Lines before the one containing "Transcribe the text in this document." are excluded; reproduce that line and all lines after it in the entries below, exactly.

[Dataset items]
***

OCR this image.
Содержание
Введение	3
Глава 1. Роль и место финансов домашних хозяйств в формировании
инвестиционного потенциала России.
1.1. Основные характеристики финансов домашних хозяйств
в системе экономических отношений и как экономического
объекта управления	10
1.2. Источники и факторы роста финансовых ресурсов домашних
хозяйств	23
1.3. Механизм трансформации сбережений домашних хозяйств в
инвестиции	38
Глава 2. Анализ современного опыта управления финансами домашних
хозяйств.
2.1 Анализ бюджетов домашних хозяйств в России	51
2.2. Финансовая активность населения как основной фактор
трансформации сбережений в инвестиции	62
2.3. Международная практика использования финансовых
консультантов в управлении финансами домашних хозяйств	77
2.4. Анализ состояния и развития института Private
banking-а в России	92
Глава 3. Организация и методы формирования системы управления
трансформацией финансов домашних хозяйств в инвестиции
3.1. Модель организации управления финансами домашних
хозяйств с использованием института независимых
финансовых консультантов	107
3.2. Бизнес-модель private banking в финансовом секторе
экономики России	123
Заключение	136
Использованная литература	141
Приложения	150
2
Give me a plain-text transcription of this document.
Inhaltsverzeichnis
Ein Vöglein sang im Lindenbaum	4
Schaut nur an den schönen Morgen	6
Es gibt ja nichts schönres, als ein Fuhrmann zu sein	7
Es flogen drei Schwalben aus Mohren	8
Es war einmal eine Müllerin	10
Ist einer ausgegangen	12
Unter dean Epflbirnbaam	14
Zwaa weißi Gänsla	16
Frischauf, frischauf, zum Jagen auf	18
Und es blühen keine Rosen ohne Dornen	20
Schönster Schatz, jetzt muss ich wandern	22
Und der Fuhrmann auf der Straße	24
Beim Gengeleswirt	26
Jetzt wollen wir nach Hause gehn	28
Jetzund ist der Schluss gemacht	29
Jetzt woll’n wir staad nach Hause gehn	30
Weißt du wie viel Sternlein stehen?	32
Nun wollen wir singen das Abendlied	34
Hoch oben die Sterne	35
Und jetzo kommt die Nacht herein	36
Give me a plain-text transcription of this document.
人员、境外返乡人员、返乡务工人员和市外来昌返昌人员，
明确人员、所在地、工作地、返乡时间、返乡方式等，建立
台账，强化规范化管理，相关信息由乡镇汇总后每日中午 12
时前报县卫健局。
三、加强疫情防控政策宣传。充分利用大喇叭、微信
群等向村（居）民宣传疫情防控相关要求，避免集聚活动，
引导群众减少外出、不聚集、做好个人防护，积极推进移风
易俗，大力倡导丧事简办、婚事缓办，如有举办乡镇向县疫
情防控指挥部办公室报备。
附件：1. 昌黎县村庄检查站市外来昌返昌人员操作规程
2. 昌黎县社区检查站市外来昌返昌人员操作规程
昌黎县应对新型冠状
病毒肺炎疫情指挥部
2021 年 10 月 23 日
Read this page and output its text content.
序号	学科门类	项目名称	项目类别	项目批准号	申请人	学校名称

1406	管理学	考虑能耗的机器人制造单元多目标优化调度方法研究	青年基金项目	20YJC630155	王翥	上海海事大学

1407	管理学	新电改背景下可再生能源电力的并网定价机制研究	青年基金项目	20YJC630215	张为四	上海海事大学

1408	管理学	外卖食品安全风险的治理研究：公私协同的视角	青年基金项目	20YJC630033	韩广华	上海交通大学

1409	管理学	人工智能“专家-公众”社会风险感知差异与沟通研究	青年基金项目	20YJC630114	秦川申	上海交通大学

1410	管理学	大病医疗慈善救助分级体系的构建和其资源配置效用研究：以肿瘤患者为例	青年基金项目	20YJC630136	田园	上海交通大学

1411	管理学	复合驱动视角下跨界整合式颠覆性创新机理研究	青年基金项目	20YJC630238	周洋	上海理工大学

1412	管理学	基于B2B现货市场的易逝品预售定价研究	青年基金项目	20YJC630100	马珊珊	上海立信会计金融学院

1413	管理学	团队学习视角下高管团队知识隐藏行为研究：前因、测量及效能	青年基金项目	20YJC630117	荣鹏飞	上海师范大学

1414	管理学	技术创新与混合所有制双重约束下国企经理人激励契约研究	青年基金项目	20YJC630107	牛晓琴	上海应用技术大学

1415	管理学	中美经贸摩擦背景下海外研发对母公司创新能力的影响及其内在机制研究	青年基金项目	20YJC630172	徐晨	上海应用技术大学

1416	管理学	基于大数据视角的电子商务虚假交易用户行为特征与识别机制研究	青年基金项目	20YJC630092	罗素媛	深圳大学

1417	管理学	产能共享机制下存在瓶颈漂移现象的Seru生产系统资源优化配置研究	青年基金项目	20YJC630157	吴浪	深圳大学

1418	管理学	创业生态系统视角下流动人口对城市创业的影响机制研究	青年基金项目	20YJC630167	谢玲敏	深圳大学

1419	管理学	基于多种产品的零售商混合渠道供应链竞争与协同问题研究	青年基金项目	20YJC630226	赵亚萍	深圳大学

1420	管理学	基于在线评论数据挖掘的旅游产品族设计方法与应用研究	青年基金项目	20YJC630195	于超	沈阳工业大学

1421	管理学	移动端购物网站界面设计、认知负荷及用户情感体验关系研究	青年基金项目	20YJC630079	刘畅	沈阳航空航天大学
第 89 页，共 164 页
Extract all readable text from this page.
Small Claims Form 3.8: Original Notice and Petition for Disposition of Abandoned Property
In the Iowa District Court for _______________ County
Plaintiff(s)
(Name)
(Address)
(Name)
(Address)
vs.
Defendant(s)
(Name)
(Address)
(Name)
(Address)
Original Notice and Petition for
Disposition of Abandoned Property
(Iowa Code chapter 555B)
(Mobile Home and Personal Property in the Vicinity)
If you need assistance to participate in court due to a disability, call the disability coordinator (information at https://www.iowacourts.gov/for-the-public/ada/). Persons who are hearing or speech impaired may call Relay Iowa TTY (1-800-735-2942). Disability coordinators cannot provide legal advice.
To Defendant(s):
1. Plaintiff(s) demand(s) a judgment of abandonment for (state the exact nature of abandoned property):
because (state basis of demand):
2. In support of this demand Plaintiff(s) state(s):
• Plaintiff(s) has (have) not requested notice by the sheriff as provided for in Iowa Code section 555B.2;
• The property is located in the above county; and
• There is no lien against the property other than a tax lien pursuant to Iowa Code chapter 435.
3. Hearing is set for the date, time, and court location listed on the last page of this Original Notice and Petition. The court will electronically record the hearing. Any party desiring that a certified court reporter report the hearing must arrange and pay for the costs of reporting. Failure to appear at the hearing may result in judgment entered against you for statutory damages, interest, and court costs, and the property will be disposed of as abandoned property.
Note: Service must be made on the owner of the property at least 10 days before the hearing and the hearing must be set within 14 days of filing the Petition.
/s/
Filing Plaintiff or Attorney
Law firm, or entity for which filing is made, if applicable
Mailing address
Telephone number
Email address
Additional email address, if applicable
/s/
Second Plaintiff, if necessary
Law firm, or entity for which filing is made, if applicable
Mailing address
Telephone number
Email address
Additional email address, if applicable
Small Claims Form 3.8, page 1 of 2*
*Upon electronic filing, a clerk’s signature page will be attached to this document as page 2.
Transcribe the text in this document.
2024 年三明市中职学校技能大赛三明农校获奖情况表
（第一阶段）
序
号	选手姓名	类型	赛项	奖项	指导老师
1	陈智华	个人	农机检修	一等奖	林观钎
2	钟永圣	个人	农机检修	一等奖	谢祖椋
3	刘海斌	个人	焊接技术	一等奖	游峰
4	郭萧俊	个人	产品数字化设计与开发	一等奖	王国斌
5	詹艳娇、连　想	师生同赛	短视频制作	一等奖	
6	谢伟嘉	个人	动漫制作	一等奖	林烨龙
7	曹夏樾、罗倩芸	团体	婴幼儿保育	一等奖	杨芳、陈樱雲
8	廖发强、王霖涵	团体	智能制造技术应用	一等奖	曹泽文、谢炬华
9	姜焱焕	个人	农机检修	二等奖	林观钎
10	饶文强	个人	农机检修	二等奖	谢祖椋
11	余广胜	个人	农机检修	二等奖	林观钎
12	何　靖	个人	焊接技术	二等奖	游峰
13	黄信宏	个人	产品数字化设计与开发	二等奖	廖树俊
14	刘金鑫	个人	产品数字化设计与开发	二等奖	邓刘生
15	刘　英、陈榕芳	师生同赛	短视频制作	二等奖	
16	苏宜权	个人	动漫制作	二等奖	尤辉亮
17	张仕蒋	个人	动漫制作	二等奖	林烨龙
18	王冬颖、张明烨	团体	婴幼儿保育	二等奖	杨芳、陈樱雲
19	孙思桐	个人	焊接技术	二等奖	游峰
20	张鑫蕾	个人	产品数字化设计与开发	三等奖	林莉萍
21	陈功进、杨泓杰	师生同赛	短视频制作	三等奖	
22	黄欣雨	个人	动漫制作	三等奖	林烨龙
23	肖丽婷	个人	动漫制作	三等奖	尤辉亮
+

***

FULL ANSWER ▸
Transcribe the text in this document.
2024 年三明市中职学校技能大赛三明农校获奖情况表
（第一阶段）
序
号	选手姓名	类型	赛项	奖项	指导老师
1	陈智华	个人	农机检修	一等奖	林观钎
2	钟永圣	个人	农机检修	一等奖	谢祖椋
3	刘海斌	个人	焊接技术	一等奖	游峰
4	郭萧俊	个人	产品数字化设计与开发	一等奖	王国斌
5	詹艳娇、连　想	师生同赛	短视频制作	一等奖	
6	谢伟嘉	个人	动漫制作	一等奖	林烨龙
7	曹夏樾、罗倩芸	团体	婴幼儿保育	一等奖	杨芳、陈樱雲
8	廖发强、王霖涵	团体	智能制造技术应用	一等奖	曹泽文、谢炬华
9	姜焱焕	个人	农机检修	二等奖	林观钎
10	饶文强	个人	农机检修	二等奖	谢祖椋
11	余广胜	个人	农机检修	二等奖	林观钎
12	何　靖	个人	焊接技术	二等奖	游峰
13	黄信宏	个人	产品数字化设计与开发	二等奖	廖树俊
14	刘金鑫	个人	产品数字化设计与开发	二等奖	邓刘生
15	刘　英、陈榕芳	师生同赛	短视频制作	二等奖	
16	苏宜权	个人	动漫制作	二等奖	尤辉亮
17	张仕蒋	个人	动漫制作	二等奖	林烨龙
18	王冬颖、张明烨	团体	婴幼儿保育	二等奖	杨芳、陈樱雲
19	孙思桐	个人	焊接技术	二等奖	游峰
20	张鑫蕾	个人	产品数字化设计与开发	三等奖	林莉萍
21	陈功进、杨泓杰	师生同赛	短视频制作	三等奖	
22	黄欣雨	个人	动漫制作	三等奖	林烨龙
23	肖丽婷	个人	动漫制作	三等奖	尤辉亮
+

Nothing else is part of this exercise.